--- Begin Provided data ---

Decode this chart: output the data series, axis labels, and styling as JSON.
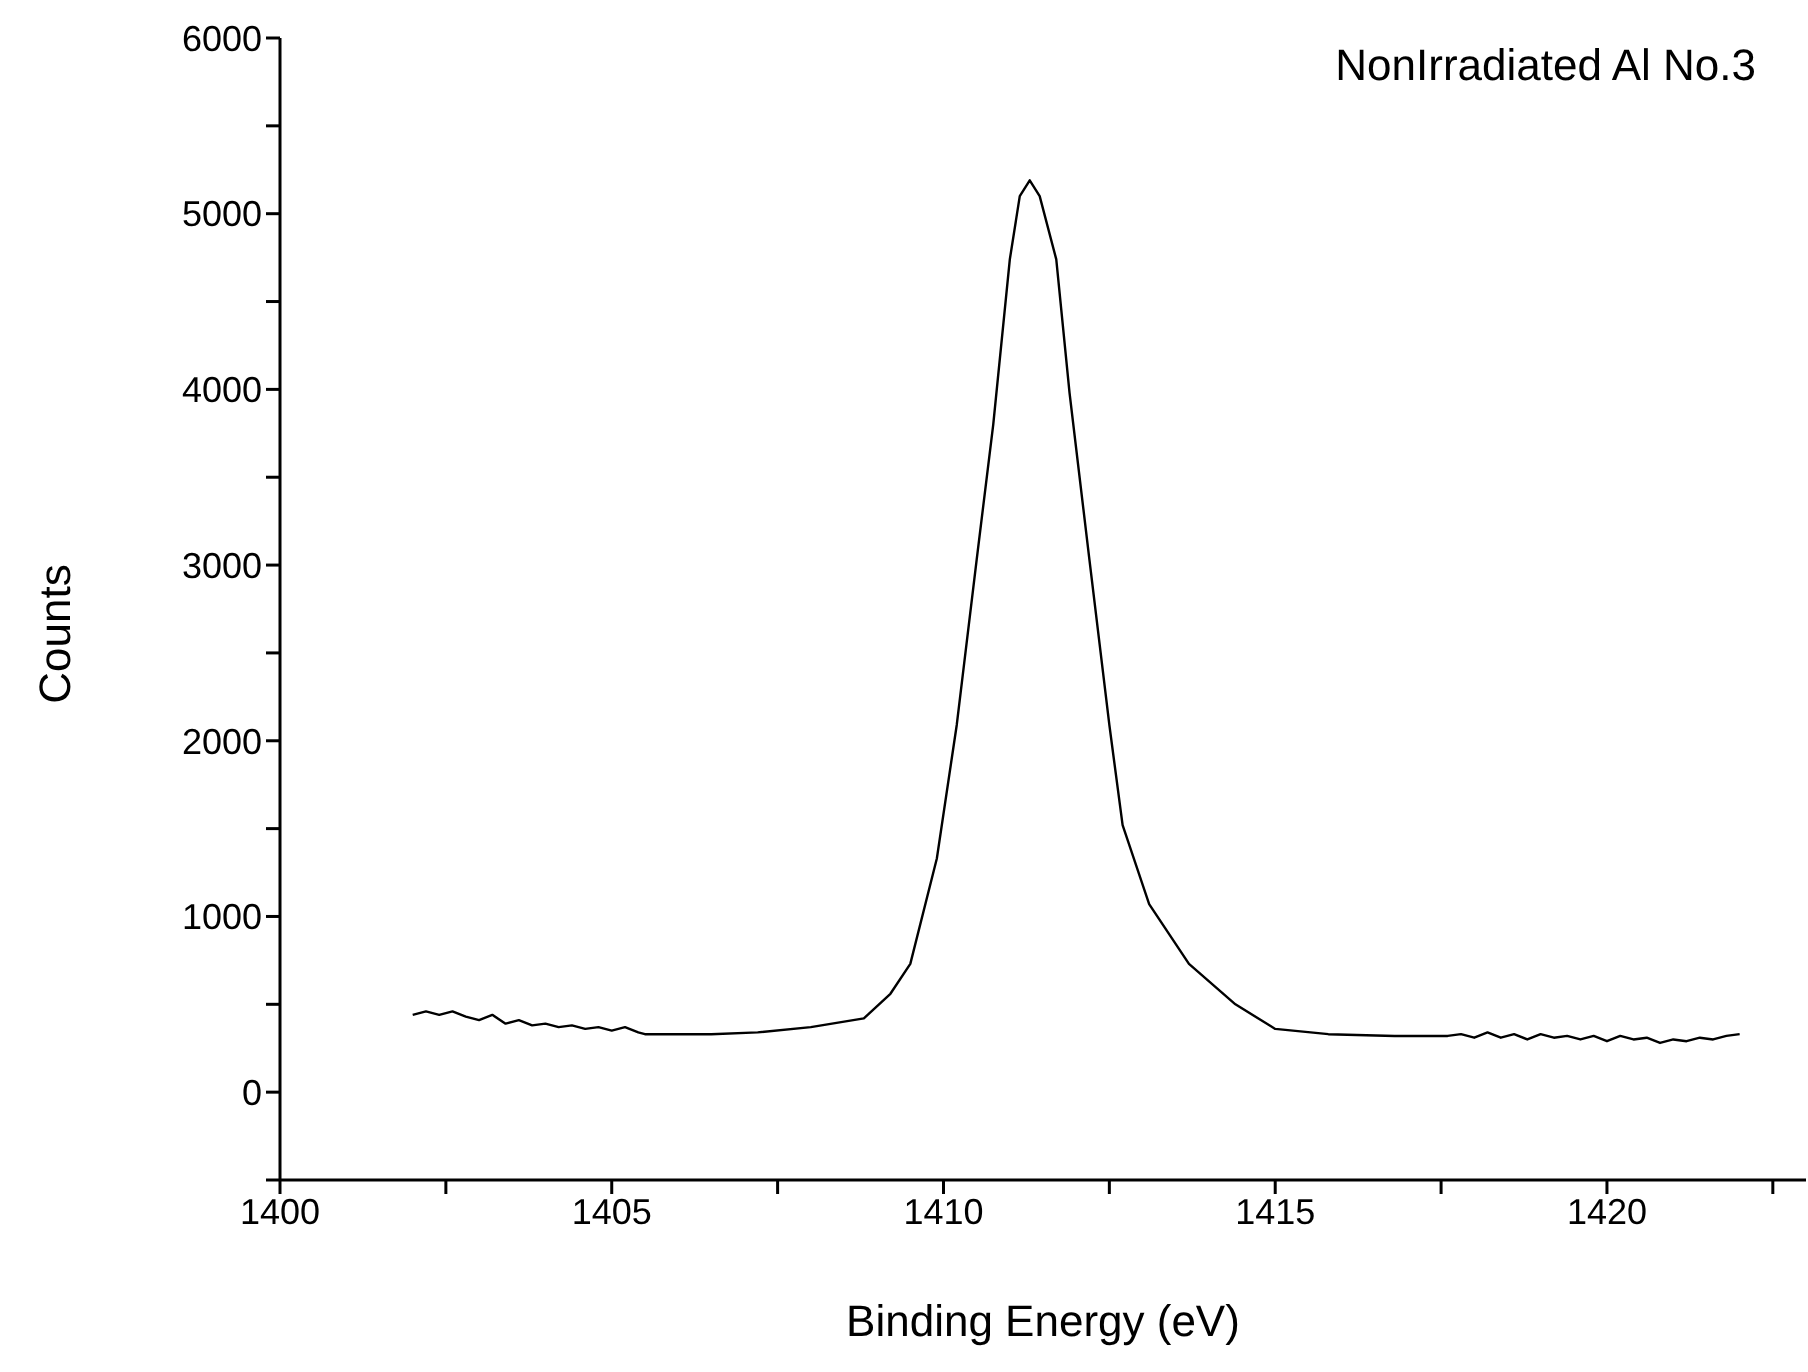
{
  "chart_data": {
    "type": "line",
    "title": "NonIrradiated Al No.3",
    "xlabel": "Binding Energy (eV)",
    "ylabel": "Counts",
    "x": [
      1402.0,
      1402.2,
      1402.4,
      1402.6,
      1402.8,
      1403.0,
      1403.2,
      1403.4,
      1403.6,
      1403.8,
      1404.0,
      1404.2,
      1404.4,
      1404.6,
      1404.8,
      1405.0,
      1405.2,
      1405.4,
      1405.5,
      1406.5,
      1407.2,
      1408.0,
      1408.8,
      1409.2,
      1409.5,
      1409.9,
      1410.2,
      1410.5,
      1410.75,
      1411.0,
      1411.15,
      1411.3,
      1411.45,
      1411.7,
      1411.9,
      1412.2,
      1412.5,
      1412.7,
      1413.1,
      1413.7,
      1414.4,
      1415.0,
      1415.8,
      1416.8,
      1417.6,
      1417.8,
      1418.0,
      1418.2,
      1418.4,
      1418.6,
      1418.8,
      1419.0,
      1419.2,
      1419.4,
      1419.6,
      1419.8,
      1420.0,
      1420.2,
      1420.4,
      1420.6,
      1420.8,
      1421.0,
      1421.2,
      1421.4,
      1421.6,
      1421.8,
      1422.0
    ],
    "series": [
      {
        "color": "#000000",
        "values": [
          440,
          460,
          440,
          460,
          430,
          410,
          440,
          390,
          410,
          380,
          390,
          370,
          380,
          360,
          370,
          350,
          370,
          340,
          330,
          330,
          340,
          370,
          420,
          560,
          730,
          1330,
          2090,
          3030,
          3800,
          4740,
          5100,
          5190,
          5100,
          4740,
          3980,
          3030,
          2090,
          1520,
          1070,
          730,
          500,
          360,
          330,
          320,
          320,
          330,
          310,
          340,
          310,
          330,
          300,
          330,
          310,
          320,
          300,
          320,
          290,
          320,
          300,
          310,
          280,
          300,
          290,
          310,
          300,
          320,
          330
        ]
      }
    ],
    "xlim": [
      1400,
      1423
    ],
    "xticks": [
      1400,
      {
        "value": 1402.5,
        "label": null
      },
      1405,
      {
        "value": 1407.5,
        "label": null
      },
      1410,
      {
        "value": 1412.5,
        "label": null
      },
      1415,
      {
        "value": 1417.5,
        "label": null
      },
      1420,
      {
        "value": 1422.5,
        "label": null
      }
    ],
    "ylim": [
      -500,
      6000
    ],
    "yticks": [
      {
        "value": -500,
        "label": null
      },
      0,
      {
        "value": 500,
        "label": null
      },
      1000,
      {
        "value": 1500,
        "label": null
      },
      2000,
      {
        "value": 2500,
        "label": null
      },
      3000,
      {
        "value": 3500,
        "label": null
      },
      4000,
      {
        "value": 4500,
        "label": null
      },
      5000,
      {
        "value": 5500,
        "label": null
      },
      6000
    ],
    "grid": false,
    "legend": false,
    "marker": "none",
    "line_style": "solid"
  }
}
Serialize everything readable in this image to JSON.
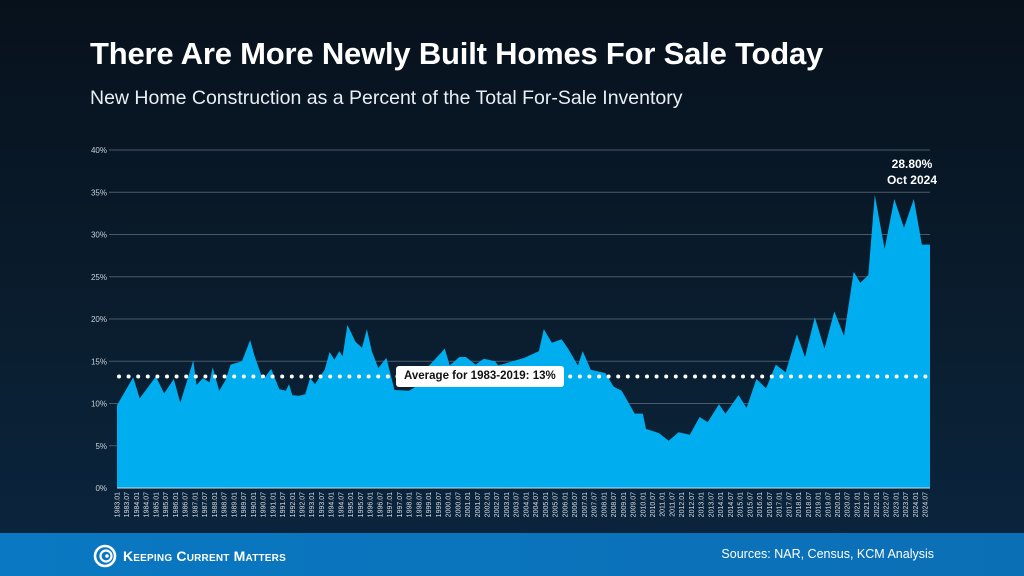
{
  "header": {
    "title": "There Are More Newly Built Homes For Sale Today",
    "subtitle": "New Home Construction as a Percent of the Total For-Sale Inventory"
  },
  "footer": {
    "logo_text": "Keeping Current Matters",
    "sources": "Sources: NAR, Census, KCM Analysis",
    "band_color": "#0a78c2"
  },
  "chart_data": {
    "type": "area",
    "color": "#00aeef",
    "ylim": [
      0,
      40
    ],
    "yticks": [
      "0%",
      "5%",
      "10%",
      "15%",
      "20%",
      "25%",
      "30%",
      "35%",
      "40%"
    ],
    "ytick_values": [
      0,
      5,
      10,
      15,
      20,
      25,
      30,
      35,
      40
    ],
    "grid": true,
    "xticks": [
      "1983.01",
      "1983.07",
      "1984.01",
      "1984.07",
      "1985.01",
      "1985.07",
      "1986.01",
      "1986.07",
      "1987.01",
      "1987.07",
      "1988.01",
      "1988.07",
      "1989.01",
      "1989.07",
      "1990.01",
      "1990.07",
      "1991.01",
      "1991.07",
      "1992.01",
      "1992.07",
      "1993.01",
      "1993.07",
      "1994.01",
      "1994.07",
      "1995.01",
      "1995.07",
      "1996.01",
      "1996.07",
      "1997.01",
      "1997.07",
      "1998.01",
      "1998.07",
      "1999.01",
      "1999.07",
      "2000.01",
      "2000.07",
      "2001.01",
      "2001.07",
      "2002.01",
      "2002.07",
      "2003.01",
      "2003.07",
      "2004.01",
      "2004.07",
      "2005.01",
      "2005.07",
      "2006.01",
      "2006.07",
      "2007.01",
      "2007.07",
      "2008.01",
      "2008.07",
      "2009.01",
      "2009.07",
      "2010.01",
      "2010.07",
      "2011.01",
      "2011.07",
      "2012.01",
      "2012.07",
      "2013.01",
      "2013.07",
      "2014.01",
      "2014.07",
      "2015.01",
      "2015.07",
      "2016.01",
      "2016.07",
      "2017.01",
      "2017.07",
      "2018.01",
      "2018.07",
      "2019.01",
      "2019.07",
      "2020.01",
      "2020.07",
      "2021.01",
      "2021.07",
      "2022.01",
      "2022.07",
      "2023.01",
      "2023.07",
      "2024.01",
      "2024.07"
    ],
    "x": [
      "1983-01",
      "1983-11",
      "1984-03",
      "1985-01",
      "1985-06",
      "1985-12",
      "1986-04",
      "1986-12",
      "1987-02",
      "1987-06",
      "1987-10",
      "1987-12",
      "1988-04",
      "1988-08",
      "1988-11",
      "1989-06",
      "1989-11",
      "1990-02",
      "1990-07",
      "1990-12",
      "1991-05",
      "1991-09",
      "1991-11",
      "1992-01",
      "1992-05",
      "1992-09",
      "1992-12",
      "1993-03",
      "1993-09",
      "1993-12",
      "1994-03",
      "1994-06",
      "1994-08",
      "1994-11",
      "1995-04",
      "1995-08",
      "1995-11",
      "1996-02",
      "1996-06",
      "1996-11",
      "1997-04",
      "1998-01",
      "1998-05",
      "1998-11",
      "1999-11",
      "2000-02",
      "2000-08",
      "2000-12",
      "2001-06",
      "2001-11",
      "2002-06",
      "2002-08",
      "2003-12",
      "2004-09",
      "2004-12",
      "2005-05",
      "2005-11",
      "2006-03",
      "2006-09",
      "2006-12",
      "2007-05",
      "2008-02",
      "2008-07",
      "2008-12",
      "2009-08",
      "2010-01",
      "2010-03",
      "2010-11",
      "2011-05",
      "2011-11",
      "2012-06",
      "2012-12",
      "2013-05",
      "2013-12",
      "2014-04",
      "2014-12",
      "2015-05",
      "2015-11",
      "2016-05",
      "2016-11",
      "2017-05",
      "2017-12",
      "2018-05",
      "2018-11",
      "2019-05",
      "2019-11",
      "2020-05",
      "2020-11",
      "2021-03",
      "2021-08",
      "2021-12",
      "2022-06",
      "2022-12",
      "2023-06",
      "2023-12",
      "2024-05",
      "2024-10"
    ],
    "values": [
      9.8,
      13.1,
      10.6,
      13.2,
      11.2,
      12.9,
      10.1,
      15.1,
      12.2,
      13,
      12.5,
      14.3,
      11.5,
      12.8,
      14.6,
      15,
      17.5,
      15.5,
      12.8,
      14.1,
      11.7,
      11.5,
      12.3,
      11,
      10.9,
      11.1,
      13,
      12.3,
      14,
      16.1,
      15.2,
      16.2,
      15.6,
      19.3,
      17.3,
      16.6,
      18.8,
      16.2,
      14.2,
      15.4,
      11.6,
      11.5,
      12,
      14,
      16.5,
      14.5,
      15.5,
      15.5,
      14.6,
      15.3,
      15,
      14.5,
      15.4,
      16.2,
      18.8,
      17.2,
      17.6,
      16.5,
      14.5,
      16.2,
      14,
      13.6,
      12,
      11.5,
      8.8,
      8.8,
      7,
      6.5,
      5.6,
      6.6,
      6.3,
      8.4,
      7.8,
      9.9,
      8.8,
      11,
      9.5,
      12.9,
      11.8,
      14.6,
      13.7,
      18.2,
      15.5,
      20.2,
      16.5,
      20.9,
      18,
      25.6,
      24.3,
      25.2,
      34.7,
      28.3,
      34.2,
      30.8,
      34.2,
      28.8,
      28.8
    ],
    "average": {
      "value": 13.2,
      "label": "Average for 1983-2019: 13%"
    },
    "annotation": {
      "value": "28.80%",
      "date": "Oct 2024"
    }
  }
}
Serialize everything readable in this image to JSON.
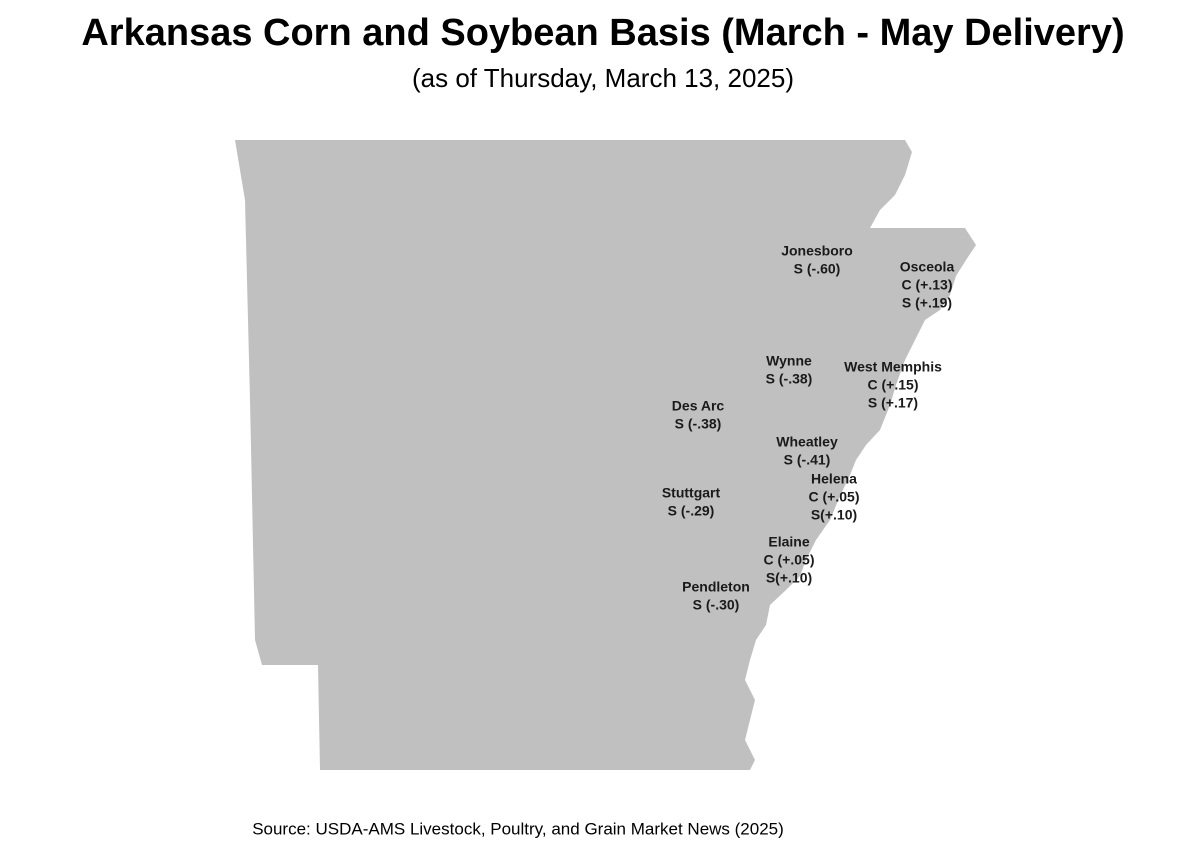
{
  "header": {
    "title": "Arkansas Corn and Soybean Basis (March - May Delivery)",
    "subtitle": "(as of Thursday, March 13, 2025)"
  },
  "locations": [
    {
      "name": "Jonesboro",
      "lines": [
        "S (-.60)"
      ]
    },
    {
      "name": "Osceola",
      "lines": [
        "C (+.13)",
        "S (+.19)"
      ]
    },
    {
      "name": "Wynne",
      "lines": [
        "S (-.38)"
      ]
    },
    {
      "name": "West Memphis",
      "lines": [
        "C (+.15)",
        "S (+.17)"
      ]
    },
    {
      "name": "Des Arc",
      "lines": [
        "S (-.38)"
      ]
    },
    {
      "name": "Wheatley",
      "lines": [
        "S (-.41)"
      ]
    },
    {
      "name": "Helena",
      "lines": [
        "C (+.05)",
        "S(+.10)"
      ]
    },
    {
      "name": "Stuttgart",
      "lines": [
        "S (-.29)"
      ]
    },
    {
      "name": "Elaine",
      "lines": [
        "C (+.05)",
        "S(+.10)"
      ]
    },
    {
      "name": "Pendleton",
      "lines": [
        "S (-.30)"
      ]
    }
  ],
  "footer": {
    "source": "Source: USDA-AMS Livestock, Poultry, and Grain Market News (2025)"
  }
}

--- End Provided data ---

What you are asked to do:
Scan the data above and copy every line with "name" in it.

Exercise solution:
      "name": "Jonesboro",
      "name": "Osceola",
      "name": "Wynne",
      "name": "West Memphis",
      "name": "Des Arc",
      "name": "Wheatley",
      "name": "Helena",
      "name": "Stuttgart",
      "name": "Elaine",
      "name": "Pendleton",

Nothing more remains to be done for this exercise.